WHAT YOU NEED TO DO =>
1/ For the archived discussion about cloth separating oil from Gulf water, decide whether each statement agrees with it: (a) the discussion still accepts new comments; (b) Pojut says there are practically no methods that work in marshland; (c) blair1q says there will necessarily be a next time. Answer yes or no for each, and quote the deciding words of the discussion.
2/ Reproduce the archived discussion about cloth separating oil from Gulf water from "Just sayin'." to "course there will be a next time.".
3/ Resume the archived discussion about cloth separating oil from Gulf water from the point where it stops.

PAGE EXTRACT =>
++++++++++

This discussion has been archived. No new comments can be posted.

Cloth Successfully Separates Oil From Gulf Water

Comments Filter:
  • Awesome (Score:2, Funny)

    by Pojut ( 1027544 )

    Now how about we figure out a way to clean up the marshes that got fucked with an oil-slicked spiked baseball bat?

    • Re: (Score:2, Insightful)

      by Gothmolly ( 148874 )

      You're right - because someone came up with an elegant, no-moving-parts, no-training-needed design to clean the seawater, but it doesn't clean up the marshlands, it's useless.

      • by Pojut ( 1027544 )

        There are plenty of methods out there that work in open water. There are practically zero methods that work in marshland.

        Just sayin'.

  • by alfredos ( 1694270 ) on Tuesday June 08, 2010 @02:27PM (#32499720)
    ...Unfortunately there will be a next time.
    • The easy oil is gone, they're having to drill in 5000 feet of water now, so of course there will be a next time.
       

    • by blair1q ( 305137 )

      There doesn't have to be.

      What happened here was the result of shoddy implementation of known technology to prevent the sort of surge that induced the explosion.

++++++++++

[Structured page-parsing data]
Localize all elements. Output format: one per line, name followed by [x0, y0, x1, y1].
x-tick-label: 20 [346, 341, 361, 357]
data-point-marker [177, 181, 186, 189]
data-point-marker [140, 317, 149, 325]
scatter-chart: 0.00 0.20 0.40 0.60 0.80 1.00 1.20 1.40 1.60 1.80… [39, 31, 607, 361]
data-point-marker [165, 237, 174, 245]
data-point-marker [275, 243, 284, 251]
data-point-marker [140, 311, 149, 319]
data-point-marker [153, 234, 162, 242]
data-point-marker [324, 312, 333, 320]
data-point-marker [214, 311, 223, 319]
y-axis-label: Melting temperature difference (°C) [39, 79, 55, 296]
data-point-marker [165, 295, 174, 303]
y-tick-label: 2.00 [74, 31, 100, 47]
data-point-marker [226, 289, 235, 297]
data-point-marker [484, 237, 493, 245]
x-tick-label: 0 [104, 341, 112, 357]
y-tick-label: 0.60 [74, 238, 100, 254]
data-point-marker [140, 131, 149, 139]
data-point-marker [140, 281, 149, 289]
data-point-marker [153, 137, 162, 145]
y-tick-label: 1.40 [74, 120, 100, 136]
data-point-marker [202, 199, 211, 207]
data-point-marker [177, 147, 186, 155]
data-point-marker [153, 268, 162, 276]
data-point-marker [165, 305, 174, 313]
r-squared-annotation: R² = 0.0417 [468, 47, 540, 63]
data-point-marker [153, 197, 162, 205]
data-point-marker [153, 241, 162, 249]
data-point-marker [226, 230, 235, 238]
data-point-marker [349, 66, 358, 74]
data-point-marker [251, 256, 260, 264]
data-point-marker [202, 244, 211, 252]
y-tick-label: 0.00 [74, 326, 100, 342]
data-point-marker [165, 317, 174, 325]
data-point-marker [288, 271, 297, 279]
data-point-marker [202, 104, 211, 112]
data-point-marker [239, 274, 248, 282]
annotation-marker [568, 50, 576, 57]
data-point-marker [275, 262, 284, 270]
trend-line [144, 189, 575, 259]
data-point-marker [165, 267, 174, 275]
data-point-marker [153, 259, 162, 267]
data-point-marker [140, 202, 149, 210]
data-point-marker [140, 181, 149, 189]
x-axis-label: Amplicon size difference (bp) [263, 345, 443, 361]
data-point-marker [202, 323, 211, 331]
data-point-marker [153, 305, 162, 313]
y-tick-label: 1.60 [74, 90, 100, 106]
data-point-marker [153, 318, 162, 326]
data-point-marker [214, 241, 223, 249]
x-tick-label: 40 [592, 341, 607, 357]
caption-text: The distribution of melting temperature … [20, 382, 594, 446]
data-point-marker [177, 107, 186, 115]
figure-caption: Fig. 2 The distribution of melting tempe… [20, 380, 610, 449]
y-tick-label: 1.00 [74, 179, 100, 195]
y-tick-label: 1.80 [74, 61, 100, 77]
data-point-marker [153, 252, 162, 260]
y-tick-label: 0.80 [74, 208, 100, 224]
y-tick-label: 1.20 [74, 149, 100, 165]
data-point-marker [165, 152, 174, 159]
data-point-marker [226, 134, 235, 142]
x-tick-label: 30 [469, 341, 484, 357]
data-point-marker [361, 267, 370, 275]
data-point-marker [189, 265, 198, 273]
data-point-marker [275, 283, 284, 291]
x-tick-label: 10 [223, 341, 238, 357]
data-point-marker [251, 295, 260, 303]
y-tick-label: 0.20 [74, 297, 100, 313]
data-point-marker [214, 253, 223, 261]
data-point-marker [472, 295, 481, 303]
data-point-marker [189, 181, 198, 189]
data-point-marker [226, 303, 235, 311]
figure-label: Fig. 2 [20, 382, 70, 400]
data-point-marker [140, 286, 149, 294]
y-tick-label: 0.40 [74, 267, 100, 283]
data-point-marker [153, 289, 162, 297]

++++++++++

OUTPUTS FOR THE TASKS =>
1/
(a) No: "No new comments can be posted."
(b) Yes: "There are practically zero methods that work in marshland."
(c) No: "There doesn't have to be."

2/
Just sayin'.

  • by alfredos ( 1694270 ) on Tuesday June 08, 2010 @02:27PM (#32499720)
    ...Unfortunately there will be a next time.
    • The easy oil is gone, they're having to drill in 5000 feet of water now, so of course there will be a next time.

3/
      After that, it became a tragedy of absent foresight in the technology of what to do if all you have is a pipe sticking out of the sea floor.

      There are a finite number of things involved, and they have a finite number of failure mechanisms, all of which can likely be controlled for. If you can prove they can't, rather than claiming it or just implying

  • by gyrogeerloose ( 849181 ) on Tuesday June 08, 2010 @02:28PM (#32499740) Journal

    Doing it on a massive scale in the Gulf of Mexico is something else entirely.

    While this might prove useful in future spills, it would seem to me to be very unlikely that it could be brought up to scale fast enough to help with the current problem

    • by pianoman113 ( 204449 ) on Tuesday June 08, 2010 @02:41PM (#32499988) Homepage

      9 years ago, a great deal of military technology went from lab to massive scale rather quickly for new bombs to wreak havoc in cave strongholds. Why is BP or some other interested party with deep pockets unable to do the same here?

      We have an existing crisis and a potential solution. Somebody pony up the cash and start producing this. Its a risk, but if effective there is a great deal of profit to be made in the event of another oil spill.

      Calling any entrepreneurs...

      • by Pojut ( 1027544 )

        9 years ago, a great deal of military technology went from lab to massive scale rather quickly for new bombs to wreak havoc in cave strongholds. Why is BP or some other interested party with deep pockets unable to do the same here?

        There is more profit to be made in destruction than salvation.

        Now that I'm doing being an ass, I completely agree with you. If something like this does work as well as they say it is, there's no reason to not implement it into the cleanup strategy asap.

        • There is more profit to be made in destruction than salvation.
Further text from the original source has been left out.